Start of Extracted entries
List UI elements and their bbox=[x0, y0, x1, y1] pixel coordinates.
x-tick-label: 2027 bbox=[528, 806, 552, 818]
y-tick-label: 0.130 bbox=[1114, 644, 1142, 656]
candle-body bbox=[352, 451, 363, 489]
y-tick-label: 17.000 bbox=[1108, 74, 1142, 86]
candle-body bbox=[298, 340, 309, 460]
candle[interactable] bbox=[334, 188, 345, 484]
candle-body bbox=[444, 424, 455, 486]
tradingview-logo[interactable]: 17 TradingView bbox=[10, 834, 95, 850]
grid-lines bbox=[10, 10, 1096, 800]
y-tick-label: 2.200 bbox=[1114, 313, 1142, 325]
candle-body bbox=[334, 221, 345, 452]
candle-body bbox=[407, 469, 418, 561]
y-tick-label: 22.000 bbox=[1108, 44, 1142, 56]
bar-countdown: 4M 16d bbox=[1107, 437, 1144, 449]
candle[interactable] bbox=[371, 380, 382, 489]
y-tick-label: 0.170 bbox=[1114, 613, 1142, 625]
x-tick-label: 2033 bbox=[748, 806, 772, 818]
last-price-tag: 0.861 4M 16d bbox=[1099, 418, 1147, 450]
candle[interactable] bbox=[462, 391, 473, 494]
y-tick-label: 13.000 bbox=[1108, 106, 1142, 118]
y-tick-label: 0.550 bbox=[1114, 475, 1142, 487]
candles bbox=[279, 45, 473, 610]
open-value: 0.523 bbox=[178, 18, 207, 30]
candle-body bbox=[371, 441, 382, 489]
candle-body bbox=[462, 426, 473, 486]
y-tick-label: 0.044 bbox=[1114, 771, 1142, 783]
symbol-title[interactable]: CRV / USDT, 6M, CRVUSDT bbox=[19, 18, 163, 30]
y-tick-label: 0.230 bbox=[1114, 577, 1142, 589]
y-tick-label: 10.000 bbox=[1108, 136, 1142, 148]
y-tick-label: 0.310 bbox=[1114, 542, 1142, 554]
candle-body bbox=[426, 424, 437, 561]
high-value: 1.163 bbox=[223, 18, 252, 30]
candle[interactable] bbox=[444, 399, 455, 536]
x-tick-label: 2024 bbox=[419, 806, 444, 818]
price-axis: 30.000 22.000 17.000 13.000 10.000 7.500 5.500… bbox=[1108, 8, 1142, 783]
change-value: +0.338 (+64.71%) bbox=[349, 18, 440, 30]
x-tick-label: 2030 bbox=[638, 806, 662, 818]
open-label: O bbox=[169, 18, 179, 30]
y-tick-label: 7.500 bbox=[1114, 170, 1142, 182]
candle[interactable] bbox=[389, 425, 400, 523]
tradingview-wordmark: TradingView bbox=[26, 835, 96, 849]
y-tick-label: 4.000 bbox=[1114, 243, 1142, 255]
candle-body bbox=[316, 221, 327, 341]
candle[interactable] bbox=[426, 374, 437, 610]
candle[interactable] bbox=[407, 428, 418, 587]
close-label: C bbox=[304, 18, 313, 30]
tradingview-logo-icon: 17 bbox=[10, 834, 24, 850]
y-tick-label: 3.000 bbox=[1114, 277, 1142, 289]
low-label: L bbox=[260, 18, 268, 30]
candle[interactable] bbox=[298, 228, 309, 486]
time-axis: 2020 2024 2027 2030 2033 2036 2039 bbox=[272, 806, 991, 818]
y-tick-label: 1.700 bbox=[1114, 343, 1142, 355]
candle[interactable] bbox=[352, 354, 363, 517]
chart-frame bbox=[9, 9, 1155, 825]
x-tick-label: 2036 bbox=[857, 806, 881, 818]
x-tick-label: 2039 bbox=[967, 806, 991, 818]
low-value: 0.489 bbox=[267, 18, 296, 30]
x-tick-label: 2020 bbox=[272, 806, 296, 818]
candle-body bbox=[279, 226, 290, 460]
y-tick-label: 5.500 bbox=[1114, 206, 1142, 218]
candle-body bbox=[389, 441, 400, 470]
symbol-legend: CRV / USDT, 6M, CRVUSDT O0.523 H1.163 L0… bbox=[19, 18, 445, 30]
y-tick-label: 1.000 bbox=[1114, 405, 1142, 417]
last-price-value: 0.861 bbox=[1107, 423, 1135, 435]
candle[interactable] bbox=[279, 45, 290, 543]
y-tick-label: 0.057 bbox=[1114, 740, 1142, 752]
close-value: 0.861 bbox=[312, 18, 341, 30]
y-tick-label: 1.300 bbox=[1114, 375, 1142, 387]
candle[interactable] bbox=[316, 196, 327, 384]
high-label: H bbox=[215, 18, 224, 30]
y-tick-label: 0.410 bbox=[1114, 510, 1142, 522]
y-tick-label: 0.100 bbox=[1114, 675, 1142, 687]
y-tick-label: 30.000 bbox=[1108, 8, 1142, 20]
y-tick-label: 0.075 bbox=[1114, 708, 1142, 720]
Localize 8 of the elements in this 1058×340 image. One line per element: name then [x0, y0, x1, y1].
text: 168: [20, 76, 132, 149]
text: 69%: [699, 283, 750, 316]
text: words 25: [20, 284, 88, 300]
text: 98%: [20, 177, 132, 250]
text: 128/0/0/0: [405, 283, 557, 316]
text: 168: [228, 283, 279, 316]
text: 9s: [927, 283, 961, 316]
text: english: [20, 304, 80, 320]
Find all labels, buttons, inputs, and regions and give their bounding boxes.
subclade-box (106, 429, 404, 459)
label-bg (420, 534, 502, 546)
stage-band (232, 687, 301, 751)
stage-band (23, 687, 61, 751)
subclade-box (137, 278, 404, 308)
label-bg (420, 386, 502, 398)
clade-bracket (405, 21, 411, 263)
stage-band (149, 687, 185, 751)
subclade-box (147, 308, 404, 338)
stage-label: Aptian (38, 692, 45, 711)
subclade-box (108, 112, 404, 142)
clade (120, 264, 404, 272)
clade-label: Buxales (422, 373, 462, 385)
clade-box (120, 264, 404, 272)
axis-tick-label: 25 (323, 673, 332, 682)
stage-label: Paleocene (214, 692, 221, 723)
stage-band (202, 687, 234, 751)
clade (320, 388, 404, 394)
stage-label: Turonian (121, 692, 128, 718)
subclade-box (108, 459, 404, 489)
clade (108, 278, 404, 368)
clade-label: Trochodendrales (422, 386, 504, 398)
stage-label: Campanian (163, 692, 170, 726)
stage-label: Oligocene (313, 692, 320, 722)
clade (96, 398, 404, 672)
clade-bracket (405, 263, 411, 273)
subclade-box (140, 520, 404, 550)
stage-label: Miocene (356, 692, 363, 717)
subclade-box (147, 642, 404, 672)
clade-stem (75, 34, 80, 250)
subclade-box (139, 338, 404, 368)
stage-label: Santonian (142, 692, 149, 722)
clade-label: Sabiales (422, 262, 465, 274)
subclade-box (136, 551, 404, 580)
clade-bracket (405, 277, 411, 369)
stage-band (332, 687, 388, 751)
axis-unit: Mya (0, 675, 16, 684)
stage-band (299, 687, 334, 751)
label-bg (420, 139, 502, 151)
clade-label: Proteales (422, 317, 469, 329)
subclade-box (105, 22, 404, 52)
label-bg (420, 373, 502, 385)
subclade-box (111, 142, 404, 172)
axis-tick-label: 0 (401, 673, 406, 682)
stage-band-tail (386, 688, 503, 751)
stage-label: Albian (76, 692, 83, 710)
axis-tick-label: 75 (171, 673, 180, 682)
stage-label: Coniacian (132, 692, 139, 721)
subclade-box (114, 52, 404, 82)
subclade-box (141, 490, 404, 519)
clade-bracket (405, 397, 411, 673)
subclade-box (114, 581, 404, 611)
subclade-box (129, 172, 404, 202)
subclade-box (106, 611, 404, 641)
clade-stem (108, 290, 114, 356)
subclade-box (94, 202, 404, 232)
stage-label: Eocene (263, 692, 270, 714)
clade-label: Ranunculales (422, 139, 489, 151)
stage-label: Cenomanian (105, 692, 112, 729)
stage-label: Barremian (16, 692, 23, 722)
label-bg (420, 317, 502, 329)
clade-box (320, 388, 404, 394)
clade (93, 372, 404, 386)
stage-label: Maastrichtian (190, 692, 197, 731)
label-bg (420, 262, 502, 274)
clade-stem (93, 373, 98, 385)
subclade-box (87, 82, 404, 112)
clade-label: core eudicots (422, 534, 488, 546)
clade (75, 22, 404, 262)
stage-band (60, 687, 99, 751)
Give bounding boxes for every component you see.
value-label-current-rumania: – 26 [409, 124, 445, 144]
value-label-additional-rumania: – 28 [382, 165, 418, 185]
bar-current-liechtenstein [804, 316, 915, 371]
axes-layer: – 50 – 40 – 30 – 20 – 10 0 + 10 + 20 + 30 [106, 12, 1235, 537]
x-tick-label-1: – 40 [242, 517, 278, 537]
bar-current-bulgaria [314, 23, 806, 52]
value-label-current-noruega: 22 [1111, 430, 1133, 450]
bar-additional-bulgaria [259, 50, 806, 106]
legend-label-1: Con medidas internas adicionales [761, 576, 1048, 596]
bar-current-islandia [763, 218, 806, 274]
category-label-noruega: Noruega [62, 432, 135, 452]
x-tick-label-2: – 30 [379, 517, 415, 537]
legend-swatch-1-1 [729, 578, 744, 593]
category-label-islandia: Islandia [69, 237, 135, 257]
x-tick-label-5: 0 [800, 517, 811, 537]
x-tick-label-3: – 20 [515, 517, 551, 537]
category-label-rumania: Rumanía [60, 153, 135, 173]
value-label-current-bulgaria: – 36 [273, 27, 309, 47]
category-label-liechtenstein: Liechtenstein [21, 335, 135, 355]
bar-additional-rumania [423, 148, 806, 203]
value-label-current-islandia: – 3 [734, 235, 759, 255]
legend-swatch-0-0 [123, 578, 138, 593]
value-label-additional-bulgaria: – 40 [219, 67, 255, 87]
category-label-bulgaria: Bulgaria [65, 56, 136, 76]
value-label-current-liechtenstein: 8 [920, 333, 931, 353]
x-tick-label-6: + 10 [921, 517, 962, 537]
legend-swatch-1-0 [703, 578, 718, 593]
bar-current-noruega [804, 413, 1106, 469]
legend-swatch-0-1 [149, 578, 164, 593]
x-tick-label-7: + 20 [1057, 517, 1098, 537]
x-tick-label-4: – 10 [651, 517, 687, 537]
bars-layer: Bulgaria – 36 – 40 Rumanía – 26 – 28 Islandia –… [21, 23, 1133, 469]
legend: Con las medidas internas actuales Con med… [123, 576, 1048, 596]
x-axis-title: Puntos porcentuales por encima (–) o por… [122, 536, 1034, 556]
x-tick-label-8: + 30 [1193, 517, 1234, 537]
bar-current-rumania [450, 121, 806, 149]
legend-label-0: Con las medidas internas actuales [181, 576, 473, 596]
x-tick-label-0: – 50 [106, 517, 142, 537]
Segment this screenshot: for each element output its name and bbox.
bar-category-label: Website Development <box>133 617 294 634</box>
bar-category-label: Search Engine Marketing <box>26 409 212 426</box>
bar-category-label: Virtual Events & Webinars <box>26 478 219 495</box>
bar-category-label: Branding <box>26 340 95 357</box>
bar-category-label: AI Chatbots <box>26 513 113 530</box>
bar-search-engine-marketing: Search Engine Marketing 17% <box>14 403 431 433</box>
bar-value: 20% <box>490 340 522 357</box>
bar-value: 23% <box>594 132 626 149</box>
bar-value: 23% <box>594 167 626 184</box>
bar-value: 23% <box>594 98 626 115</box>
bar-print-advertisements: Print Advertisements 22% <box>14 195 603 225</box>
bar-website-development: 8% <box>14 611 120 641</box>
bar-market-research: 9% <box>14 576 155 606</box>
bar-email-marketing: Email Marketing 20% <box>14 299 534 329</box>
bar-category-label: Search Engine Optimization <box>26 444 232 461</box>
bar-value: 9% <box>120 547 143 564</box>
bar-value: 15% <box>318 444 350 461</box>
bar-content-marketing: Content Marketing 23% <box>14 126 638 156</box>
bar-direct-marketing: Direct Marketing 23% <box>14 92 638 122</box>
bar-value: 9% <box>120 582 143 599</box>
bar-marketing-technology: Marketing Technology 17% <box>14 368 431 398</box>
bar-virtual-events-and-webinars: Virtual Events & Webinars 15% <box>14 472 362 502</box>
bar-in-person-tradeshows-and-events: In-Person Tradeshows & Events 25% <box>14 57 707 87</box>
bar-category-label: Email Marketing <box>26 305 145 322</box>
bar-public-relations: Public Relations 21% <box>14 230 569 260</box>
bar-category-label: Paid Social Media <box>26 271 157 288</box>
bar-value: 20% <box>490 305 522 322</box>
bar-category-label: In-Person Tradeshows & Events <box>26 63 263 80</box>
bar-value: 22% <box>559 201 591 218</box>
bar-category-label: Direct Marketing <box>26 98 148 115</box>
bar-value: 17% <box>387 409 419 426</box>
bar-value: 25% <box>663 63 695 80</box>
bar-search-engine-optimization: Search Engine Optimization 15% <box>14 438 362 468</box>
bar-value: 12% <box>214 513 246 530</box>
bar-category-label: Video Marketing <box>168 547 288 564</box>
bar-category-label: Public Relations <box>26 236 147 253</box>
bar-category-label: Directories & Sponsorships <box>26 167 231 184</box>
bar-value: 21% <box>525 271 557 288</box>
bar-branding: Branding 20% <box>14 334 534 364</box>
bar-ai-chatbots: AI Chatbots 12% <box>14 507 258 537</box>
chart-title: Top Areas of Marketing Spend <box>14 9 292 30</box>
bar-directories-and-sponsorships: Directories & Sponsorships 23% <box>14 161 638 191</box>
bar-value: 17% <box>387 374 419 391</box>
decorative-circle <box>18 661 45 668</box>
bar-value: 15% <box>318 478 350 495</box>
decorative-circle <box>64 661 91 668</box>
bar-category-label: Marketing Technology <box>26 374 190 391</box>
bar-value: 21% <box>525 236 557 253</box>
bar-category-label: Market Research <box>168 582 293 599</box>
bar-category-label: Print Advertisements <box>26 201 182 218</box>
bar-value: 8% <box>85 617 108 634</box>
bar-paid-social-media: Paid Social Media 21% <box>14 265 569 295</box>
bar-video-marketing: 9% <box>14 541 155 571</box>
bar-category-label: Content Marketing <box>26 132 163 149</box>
End of Extracted entries
__Short task__. Copy the rows word for word, starting with the first one and ending with the line that contains "y-tick-label: 17.000 bbox=[1108, 74, 1142, 86]", both ends included.

__Final answer__.
List UI elements and their bbox=[x0, y0, x1, y1] pixel coordinates.
x-tick-label: 2027 bbox=[528, 806, 552, 818]
y-tick-label: 0.130 bbox=[1114, 644, 1142, 656]
candle-body bbox=[352, 451, 363, 489]
y-tick-label: 17.000 bbox=[1108, 74, 1142, 86]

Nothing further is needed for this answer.